Work to be completed: Each line containing the word "WHAT" must be collected.

Working data:

╭──

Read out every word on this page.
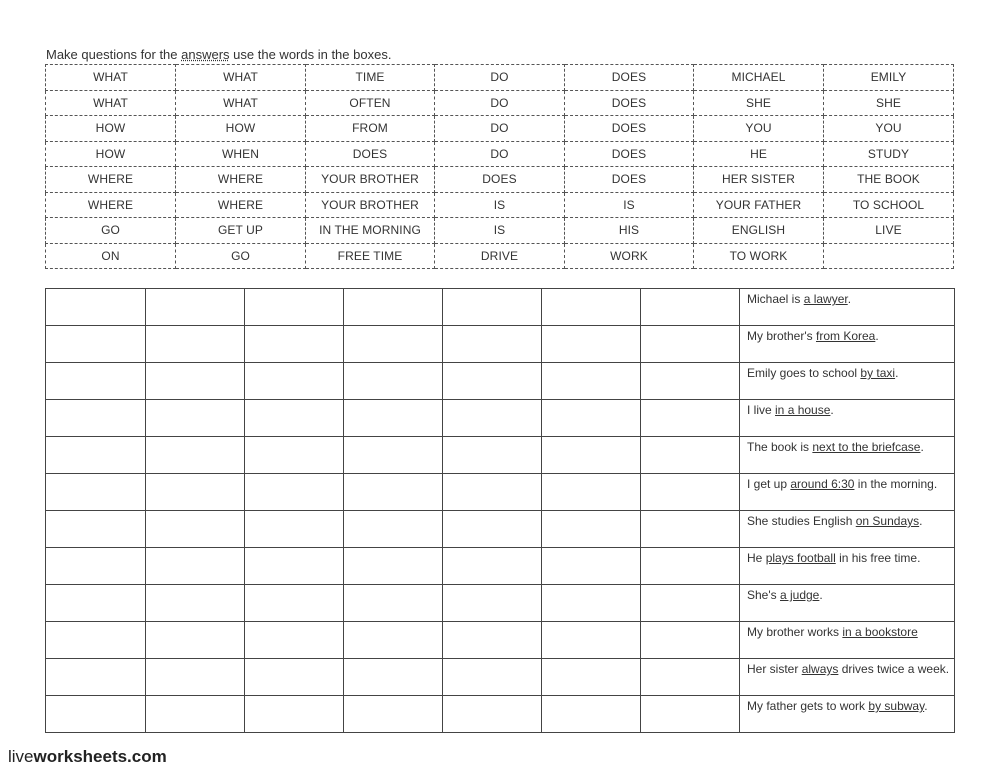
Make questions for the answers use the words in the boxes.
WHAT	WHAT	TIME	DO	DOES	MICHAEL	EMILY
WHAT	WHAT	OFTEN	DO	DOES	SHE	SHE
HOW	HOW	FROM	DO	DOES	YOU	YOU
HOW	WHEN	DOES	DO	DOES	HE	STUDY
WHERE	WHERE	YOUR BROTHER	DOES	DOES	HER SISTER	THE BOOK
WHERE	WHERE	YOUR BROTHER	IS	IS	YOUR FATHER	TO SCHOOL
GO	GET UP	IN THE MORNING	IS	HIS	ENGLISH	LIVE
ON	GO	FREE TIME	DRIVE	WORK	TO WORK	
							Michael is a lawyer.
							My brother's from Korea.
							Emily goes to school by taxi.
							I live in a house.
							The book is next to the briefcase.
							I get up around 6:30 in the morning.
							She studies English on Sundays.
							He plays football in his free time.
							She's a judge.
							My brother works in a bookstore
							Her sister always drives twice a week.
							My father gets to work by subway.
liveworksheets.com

╰──
╭──

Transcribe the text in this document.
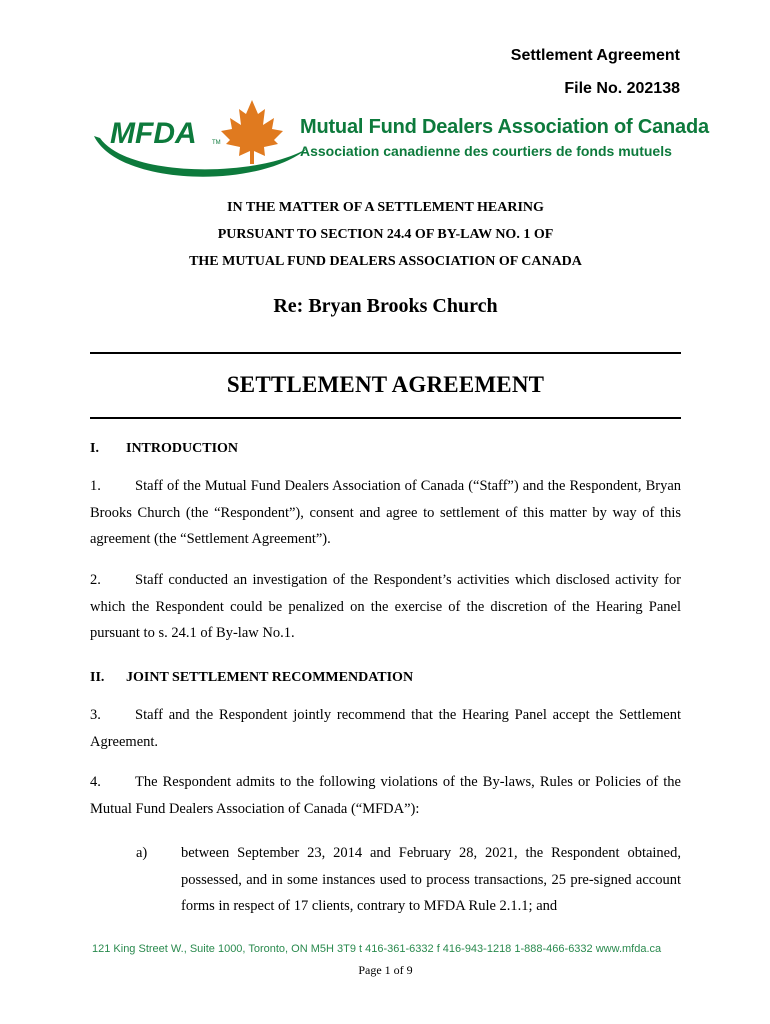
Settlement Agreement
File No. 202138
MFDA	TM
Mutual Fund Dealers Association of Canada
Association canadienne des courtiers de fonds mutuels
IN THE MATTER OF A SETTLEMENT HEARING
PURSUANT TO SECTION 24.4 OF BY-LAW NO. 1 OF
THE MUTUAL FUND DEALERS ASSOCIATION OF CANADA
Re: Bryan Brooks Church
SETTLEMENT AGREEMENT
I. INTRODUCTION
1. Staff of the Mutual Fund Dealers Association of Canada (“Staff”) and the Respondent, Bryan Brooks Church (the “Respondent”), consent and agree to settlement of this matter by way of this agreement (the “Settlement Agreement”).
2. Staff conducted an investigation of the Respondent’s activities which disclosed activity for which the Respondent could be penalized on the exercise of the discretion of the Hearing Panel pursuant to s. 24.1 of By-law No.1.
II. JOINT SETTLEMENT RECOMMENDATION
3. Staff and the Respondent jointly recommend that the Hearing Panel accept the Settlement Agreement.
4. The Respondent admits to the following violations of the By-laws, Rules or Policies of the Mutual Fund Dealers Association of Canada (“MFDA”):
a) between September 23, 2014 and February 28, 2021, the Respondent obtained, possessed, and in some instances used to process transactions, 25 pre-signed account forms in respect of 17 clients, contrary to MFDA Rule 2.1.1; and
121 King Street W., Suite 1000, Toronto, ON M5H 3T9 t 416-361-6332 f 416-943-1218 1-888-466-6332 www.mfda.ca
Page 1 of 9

╰──

Response for this exercise:
WHAT	WHAT	TIME	DO	DOES	MICHAEL	EMILY
WHAT	WHAT	OFTEN	DO	DOES	SHE	SHE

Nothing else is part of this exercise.